* _Exercise brief_
All of the lines below are to be printed again exactly; images are excluded from the output.

╔══

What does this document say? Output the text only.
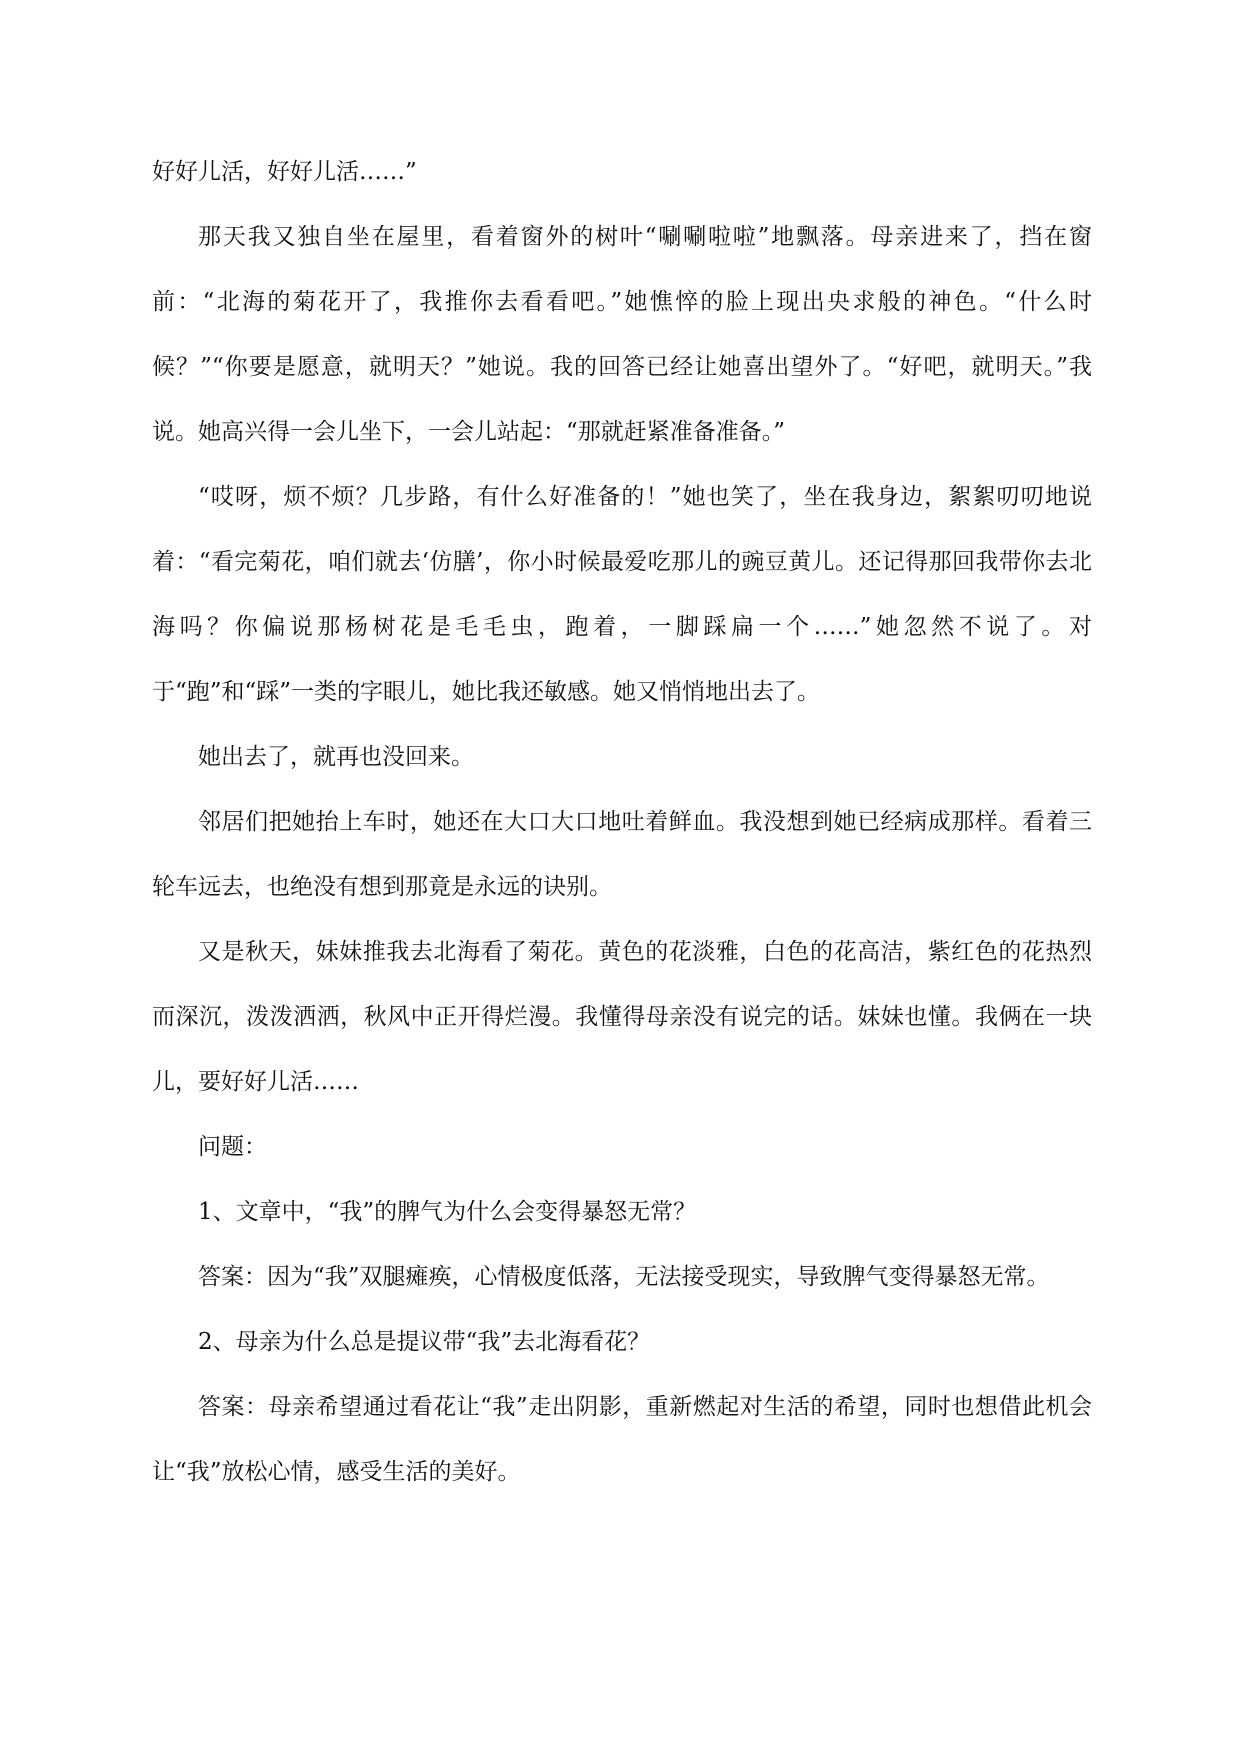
好好儿活，好好儿活……”

那天我又独自坐在屋里，看着窗外的树叶“唰唰啦啦”地飘落。母亲进来了，挡在窗前：“北海的菊花开了，我推你去看看吧。”她憔悴的脸上现出央求般的神色。“什么时候？”“你要是愿意，就明天？”她说。我的回答已经让她喜出望外了。“好吧，就明天。”我说。她高兴得一会儿坐下，一会儿站起：“那就赶紧准备准备。”

“哎呀，烦不烦？几步路，有什么好准备的！”她也笑了，坐在我身边，絮絮叨叨地说着：“看完菊花，咱们就去‘仿膳’，你小时候最爱吃那儿的豌豆黄儿。还记得那回我带你去北海吗？你偏说那杨树花是毛毛虫，跑着，一脚踩扁一个……”她忽然不说了。对于“跑”和“踩”一类的字眼儿，她比我还敏感。她又悄悄地出去了。

她出去了，就再也没回来。

邻居们把她抬上车时，她还在大口大口地吐着鲜血。我没想到她已经病成那样。看着三轮车远去，也绝没有想到那竟是永远的诀别。

又是秋天，妹妹推我去北海看了菊花。黄色的花淡雅，白色的花高洁，紫红色的花热烈而深沉，泼泼洒洒，秋风中正开得烂漫。我懂得母亲没有说完的话。妹妹也懂。我俩在一块儿，要好好儿活……

问题：

1、文章中，“我”的脾气为什么会变得暴怒无常？

答案：因为“我”双腿瘫痪，心情极度低落，无法接受现实，导致脾气变得暴怒无常。

2、母亲为什么总是提议带“我”去北海看花？

答案：母亲希望通过看花让“我”走出阴影，重新燃起对生活的希望，同时也想借此机会让“我”放松心情，感受生活的美好。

╚══

* _Solution_
What does this document say? Output the text only.
好好儿活，好好儿活……”

那天我又独自坐在屋里，看着窗外的树叶“唰唰啦啦”地飘落。母亲进来了，挡在窗前：“北海的菊花开了，我推你去看看吧。”她憔悴的脸上现出央求般的神色。“什么时候？”“你要是愿意，就明天？”她说。我的回答已经让她喜出望外了。“好吧，就明天。”我说。她高兴得一会儿坐下，一会儿站起：“那就赶紧准备准备。”

“哎呀，烦不烦？几步路，有什么好准备的！”她也笑了，坐在我身边，絮絮叨叨地说着：“看完菊花，咱们就去‘仿膳’，你小时候最爱吃那儿的豌豆黄儿。还记得那回我带你去北海吗？你偏说那杨树花是毛毛虫，跑着，一脚踩扁一个……”她忽然不说了。对于“跑”和“踩”一类的字眼儿，她比我还敏感。她又悄悄地出去了。

她出去了，就再也没回来。

邻居们把她抬上车时，她还在大口大口地吐着鲜血。我没想到她已经病成那样。看着三轮车远去，也绝没有想到那竟是永远的诀别。

又是秋天，妹妹推我去北海看了菊花。黄色的花淡雅，白色的花高洁，紫红色的花热烈而深沉，泼泼洒洒，秋风中正开得烂漫。我懂得母亲没有说完的话。妹妹也懂。我俩在一块儿，要好好儿活……

问题：

1、文章中，“我”的脾气为什么会变得暴怒无常？

答案：因为“我”双腿瘫痪，心情极度低落，无法接受现实，导致脾气变得暴怒无常。

2、母亲为什么总是提议带“我”去北海看花？

答案：母亲希望通过看花让“我”走出阴影，重新燃起对生活的希望，同时也想借此机会让“我”放松心情，感受生活的美好。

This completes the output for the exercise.